_Material provided_.
━━━━━━━━━━━━━━━━━━━━
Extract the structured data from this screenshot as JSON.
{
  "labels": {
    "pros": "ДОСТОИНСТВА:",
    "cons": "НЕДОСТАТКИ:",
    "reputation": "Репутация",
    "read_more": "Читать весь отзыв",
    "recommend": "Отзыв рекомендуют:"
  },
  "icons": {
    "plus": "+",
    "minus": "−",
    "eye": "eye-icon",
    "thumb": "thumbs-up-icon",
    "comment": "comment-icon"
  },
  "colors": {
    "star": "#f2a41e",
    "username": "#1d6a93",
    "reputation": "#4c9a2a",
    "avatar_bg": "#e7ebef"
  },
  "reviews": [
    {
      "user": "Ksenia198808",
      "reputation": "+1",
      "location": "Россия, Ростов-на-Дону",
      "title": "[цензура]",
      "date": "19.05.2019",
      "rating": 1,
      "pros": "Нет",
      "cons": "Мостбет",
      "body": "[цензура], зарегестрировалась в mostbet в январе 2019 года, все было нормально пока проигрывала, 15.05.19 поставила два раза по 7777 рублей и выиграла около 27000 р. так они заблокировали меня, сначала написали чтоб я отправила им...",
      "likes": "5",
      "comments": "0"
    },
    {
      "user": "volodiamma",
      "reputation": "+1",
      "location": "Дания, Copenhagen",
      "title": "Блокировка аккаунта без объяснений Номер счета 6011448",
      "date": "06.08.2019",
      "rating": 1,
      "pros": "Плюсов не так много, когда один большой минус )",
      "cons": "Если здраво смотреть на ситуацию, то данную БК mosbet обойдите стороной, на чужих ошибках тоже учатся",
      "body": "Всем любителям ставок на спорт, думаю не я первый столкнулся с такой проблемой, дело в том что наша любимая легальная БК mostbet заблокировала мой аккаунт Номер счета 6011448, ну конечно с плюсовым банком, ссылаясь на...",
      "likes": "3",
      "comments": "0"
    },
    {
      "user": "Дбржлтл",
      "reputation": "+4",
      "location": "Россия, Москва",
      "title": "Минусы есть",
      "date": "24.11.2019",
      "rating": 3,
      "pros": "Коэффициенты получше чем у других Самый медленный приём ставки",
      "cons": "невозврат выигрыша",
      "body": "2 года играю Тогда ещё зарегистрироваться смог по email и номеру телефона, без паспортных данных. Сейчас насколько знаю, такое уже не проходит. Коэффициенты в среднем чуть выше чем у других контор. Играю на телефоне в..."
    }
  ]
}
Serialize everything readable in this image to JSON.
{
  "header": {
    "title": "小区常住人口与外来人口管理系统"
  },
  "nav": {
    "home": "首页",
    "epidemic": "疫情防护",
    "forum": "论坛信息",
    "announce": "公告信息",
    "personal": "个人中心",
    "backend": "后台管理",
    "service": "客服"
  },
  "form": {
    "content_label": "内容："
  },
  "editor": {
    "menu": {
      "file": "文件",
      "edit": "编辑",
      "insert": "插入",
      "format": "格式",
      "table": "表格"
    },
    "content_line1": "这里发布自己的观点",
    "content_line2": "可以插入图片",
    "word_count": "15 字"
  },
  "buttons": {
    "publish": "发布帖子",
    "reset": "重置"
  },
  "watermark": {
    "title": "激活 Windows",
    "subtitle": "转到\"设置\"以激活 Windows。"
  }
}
━━━━━━━━━━━━━━━━━━━━
_Problem_. Above are the records; retype them all without a single difference.

_Exercise solution_.
Extract the structured data from this screenshot as JSON.
{
  "labels": {
    "pros": "ДОСТОИНСТВА:",
    "cons": "НЕДОСТАТКИ:",
    "reputation": "Репутация",
    "read_more": "Читать весь отзыв",
    "recommend": "Отзыв рекомендуют:"
  },
  "icons": {
    "plus": "+",
    "minus": "−",
    "eye": "eye-icon",
    "thumb": "thumbs-up-icon",
    "comment": "comment-icon"
  },
  "colors": {
    "star": "#f2a41e",
    "username": "#1d6a93",
    "reputation": "#4c9a2a",
    "avatar_bg": "#e7ebef"
  },
  "reviews": [
    {
      "user": "Ksenia198808",
      "reputation": "+1",
      "location": "Россия, Ростов-на-Дону",
      "title": "[цензура]",
      "date": "19.05.2019",
      "rating": 1,
      "pros": "Нет",
      "cons": "Мостбет",
      "body": "[цензура], зарегестрировалась в mostbet в январе 2019 года, все было нормально пока проигрывала, 15.05.19 поставила два раза по 7777 рублей и выиграла около 27000 р. так они заблокировали меня, сначала написали чтоб я отправила им...",
      "likes": "5",
      "comments": "0"
    },
    {
      "user": "volodiamma",
      "reputation": "+1",
      "location": "Дания, Copenhagen",
      "title": "Блокировка аккаунта без объяснений Номер счета 6011448",
      "date": "06.08.2019",
      "rating": 1,
      "pros": "Плюсов не так много, когда один большой минус )",
      "cons": "Если здраво смотреть на ситуацию, то данную БК mosbet обойдите стороной, на чужих ошибках тоже учатся",
      "body": "Всем любителям ставок на спорт, думаю не я первый столкнулся с такой проблемой, дело в том что наша любимая легальная БК mostbet заблокировала мой аккаунт Номер счета 6011448, ну конечно с плюсовым банком, ссылаясь на...",
      "likes": "3",
      "comments": "0"
    },
    {
      "user": "Дбржлтл",
      "reputation": "+4",
      "location": "Россия, Москва",
      "title": "Минусы есть",
      "date": "24.11.2019",
      "rating": 3,
      "pros": "Коэффициенты получше чем у других Самый медленный приём ставки",
      "cons": "невозврат выигрыша",
      "body": "2 года играю Тогда ещё зарегистрироваться смог по email и номеру телефона, без паспортных данных. Сейчас насколько знаю, такое уже не проходит. Коэффициенты в среднем чуть выше чем у других контор. Играю на телефоне в..."
    }
  ]
}
Serialize everything readable in this image to JSON.
{
  "header": {
    "title": "小区常住人口与外来人口管理系统"
  },
  "nav": {
    "home": "首页",
    "epidemic": "疫情防护",
    "forum": "论坛信息",
    "announce": "公告信息",
    "personal": "个人中心",
    "backend": "后台管理",
    "service": "客服"
  },
  "form": {
    "content_label": "内容："
  },
  "editor": {
    "menu": {
      "file": "文件",
      "edit": "编辑",
      "insert": "插入",
      "format": "格式",
      "table": "表格"
    },
    "content_line1": "这里发布自己的观点",
    "content_line2": "可以插入图片",
    "word_count": "15 字"
  },
  "buttons": {
    "publish": "发布帖子",
    "reset": "重置"
  },
  "watermark": {
    "title": "激活 Windows",
    "subtitle": "转到\"设置\"以激活 Windows。"
  }
}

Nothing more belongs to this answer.